(Stored entries)

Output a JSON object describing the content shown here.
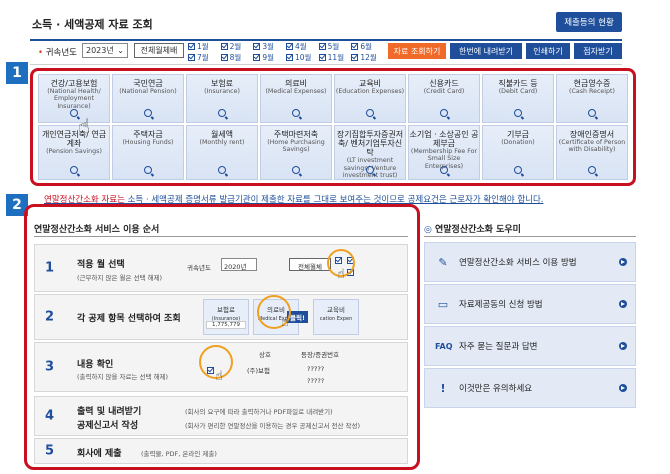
{
  "header": {
    "title": "소득 · 세액공제 자료 조회",
    "status_button": "제출등의 현황"
  },
  "toolbar": {
    "year_label": "귀속년도",
    "year_value": "2023년",
    "full_select": "전체월체배",
    "months": [
      "1월",
      "2월",
      "3월",
      "4월",
      "5월",
      "6월",
      "7월",
      "8월",
      "9월",
      "10월",
      "11월",
      "12월"
    ],
    "query_button": "자료 조회하기",
    "download_button": "한번에 내려받기",
    "print_button": "인쇄하기",
    "submit_button": "점자받기"
  },
  "step1": {
    "badge": "1",
    "categories": [
      {
        "ko": "건강/고용보험",
        "en": "(National Health/ Employment Insurance)"
      },
      {
        "ko": "국민연금",
        "en": "(National Pension)"
      },
      {
        "ko": "보험료",
        "en": "(Insurance)"
      },
      {
        "ko": "의료비",
        "en": "(Medical Expenses)"
      },
      {
        "ko": "교육비",
        "en": "(Education Expenses)"
      },
      {
        "ko": "신용카드",
        "en": "(Credit Card)"
      },
      {
        "ko": "직불카드 등",
        "en": "(Debit Card)"
      },
      {
        "ko": "현금영수증",
        "en": "(Cash Receipt)"
      },
      {
        "ko": "개인연금저축/ 연금계좌",
        "en": "(Pension Savings)"
      },
      {
        "ko": "주택자금",
        "en": "(Housing Funds)"
      },
      {
        "ko": "월세액",
        "en": "(Monthly rent)"
      },
      {
        "ko": "주택마련저축",
        "en": "(Home Purchasing Savings)"
      },
      {
        "ko": "장기집합투자증권저축/ 벤처기업투자신탁",
        "en": "(LT investment savings/ Venture investment trust)"
      },
      {
        "ko": "소기업 · 소상공인 공제부금",
        "en": "(Membership Fee For Small Size Enterprises)"
      },
      {
        "ko": "기부금",
        "en": "(Donation)"
      },
      {
        "ko": "장애인증명서",
        "en": "(Certificate of Person with Disability)"
      }
    ]
  },
  "notice": {
    "highlight": "연말정산간소화 자료는",
    "rest": " 소득 · 세액공제 증명서류 발급기관이 제출한 자료를 그대로 보여주는 것이므로 공제요건은 근로자가 확인해야 합니다."
  },
  "step2": {
    "badge": "2",
    "title": "연말정산간소화 서비스 이용 순서",
    "rows": [
      {
        "num": "1",
        "head": "적용 월 선택",
        "sub": "(근무하지 않은 월은 선택 해제)"
      },
      {
        "num": "2",
        "head": "각 공제 항목 선택하여 조회",
        "sub": ""
      },
      {
        "num": "3",
        "head": "내용 확인",
        "sub": "(출력하지 않을 자료는 선택 해제)"
      },
      {
        "num": "4",
        "head": "출력 및 내려받기",
        "head2": "공제신고서 작성",
        "sub": "(회사의 요구에 따라 출력하거나 PDF파일로 내려받기)",
        "sub2": "(회사가 편리한 연말정산을 이용하는 경우 공제신고서 전산 작성)"
      },
      {
        "num": "5",
        "head": "회사에 제출",
        "sub": "(출력물, PDF, 온라인 제출)"
      }
    ],
    "mini": {
      "year_label": "귀속년도",
      "year_value": "2020년",
      "full_btn": "전체월체",
      "insurance": "보험료",
      "insurance_en": "(Insurance)",
      "medical": "의료비",
      "medical_en": "Medical Expen",
      "click": "클릭!",
      "education": "교육비",
      "education_en": "cation Expen",
      "amount": "1,775,779",
      "col_trade": "상호",
      "col_reg": "등장/증권번호",
      "row1": "(주)보험",
      "row1_val": "?????",
      "row2_val": "?????"
    }
  },
  "sidebar": {
    "title": "연말정산간소화 도우미",
    "items": [
      {
        "icon": "✎",
        "label": "연말정산간소화 서비스 이용 방법"
      },
      {
        "icon": "▭",
        "label": "자료제공동의 신청 방법"
      },
      {
        "icon": "FAQ",
        "label": "자주 묻는 질문과 답변"
      },
      {
        "icon": "!",
        "label": "이것만은 유의하세요"
      }
    ]
  },
  "colors": {
    "accent": "#1f4f9a",
    "highlight": "#c81020",
    "orange": "#f06a2a"
  }
}
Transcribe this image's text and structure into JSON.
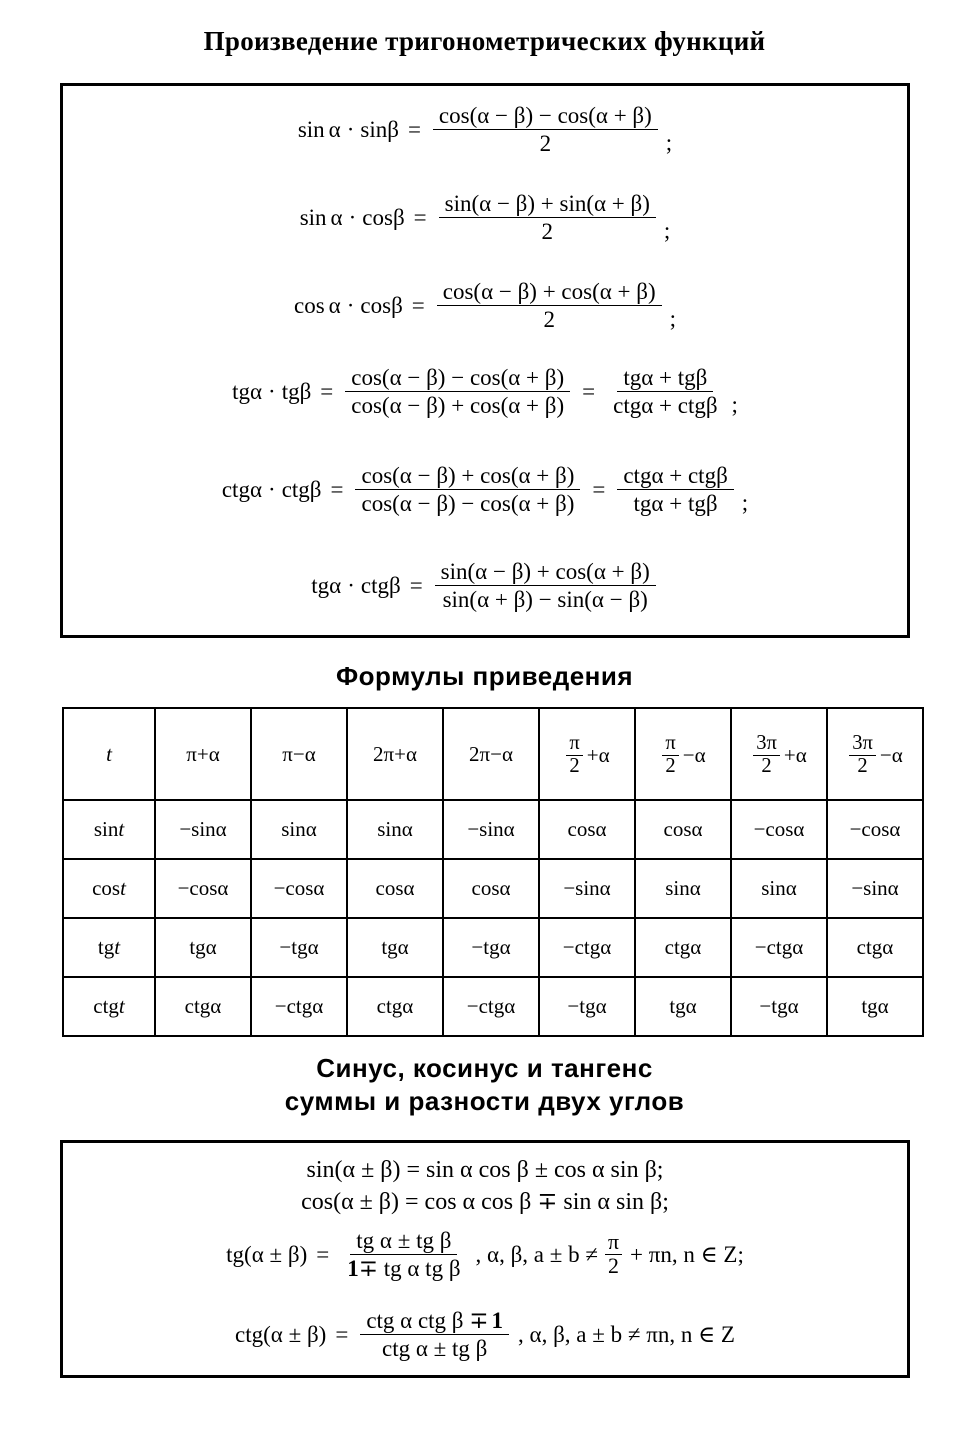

Given instruction: Copy every line of the data exactly as written, excluding the pictures.

Exercise answer:
Output a JSON object describing the content shown here.
{
  "header": {
    "title": "소득 · 세액공제 자료 조회",
    "status_button": "제출등의 현황"
  },
  "toolbar": {
    "year_label": "귀속년도",
    "year_value": "2023년",
    "full_select": "전체월체배",
    "months": [
      "1월",
      "2월",
      "3월",
      "4월",
      "5월",
      "6월",
      "7월",
      "8월",
      "9월",
      "10월",
      "11월",
      "12월"
    ],
    "query_button": "자료 조회하기",
    "download_button": "한번에 내려받기",
    "print_button": "인쇄하기",
    "submit_button": "점자받기"
  },
  "step1": {
    "badge": "1",
    "categories": [
      {
        "ko": "건강/고용보험",
        "en": "(National Health/ Employment Insurance)"
      },
      {
        "ko": "국민연금",
        "en": "(National Pension)"
      },
      {
        "ko": "보험료",
        "en": "(Insurance)"
      },
      {
        "ko": "의료비",
        "en": "(Medical Expenses)"
      },
      {
        "ko": "교육비",
        "en": "(Education Expenses)"
      },
      {
        "ko": "신용카드",
        "en": "(Credit Card)"
      },
      {
        "ko": "직불카드 등",
        "en": "(Debit Card)"
      },
      {
        "ko": "현금영수증",
        "en": "(Cash Receipt)"
      },
      {
        "ko": "개인연금저축/ 연금계좌",
        "en": "(Pension Savings)"
      },
      {
        "ko": "주택자금",
        "en": "(Housing Funds)"
      },
      {
        "ko": "월세액",
        "en": "(Monthly rent)"
      },
      {
        "ko": "주택마련저축",
        "en": "(Home Purchasing Savings)"
      },
      {
        "ko": "장기집합투자증권저축/ 벤처기업투자신탁",
        "en": "(LT investment savings/ Venture investment trust)"
      },
      {
        "ko": "소기업 · 소상공인 공제부금",
        "en": "(Membership Fee For Small Size Enterprises)"
      },
      {
        "ko": "기부금",
        "en": "(Donation)"
      },
      {
        "ko": "장애인증명서",
        "en": "(Certificate of Person with Disability)"
      }
    ]
  },
  "notice": {
    "highlight": "연말정산간소화 자료는",
    "rest": " 소득 · 세액공제 증명서류 발급기관이 제출한 자료를 그대로 보여주는 것이므로 공제요건은 근로자가 확인해야 합니다."
  },
  "step2": {
    "badge": "2",
    "title": "연말정산간소화 서비스 이용 순서",
    "rows": [
      {
        "num": "1",
        "head": "적용 월 선택",
        "sub": "(근무하지 않은 월은 선택 해제)"
      },
      {
        "num": "2",
        "head": "각 공제 항목 선택하여 조회",
        "sub": ""
      },
      {
        "num": "3",
        "head": "내용 확인",
        "sub": "(출력하지 않을 자료는 선택 해제)"
      },
      {
        "num": "4",
        "head": "출력 및 내려받기",
        "head2": "공제신고서 작성",
        "sub": "(회사의 요구에 따라 출력하거나 PDF파일로 내려받기)",
        "sub2": "(회사가 편리한 연말정산을 이용하는 경우 공제신고서 전산 작성)"
      },
      {
        "num": "5",
        "head": "회사에 제출",
        "sub": "(출력물, PDF, 온라인 제출)"
      }
    ],
    "mini": {
      "year_label": "귀속년도",
      "year_value": "2020년",
      "full_btn": "전체월체",
      "insurance": "보험료",
      "insurance_en": "(Insurance)",
      "medical": "의료비",
      "medical_en": "Medical Expen",
      "click": "클릭!",
      "education": "교육비",
      "education_en": "cation Expen",
      "amount": "1,775,779",
      "col_trade": "상호",
      "col_reg": "등장/증권번호",
      "row1": "(주)보험",
      "row1_val": "?????",
      "row2_val": "?????"
    }
  },
  "sidebar": {
    "title": "연말정산간소화 도우미",
    "items": [
      {
        "icon": "✎",
        "label": "연말정산간소화 서비스 이용 방법"
      },
      {
        "icon": "▭",
        "label": "자료제공동의 신청 방법"
      },
      {
        "icon": "FAQ",
        "label": "자주 묻는 질문과 답변"
      },
      {
        "icon": "!",
        "label": "이것만은 유의하세요"
      }
    ]
  },
  "colors": {
    "accent": "#1f4f9a",
    "highlight": "#c81020",
    "orange": "#f06a2a"
  }
}
Transcribe this image's text and structure into JSON.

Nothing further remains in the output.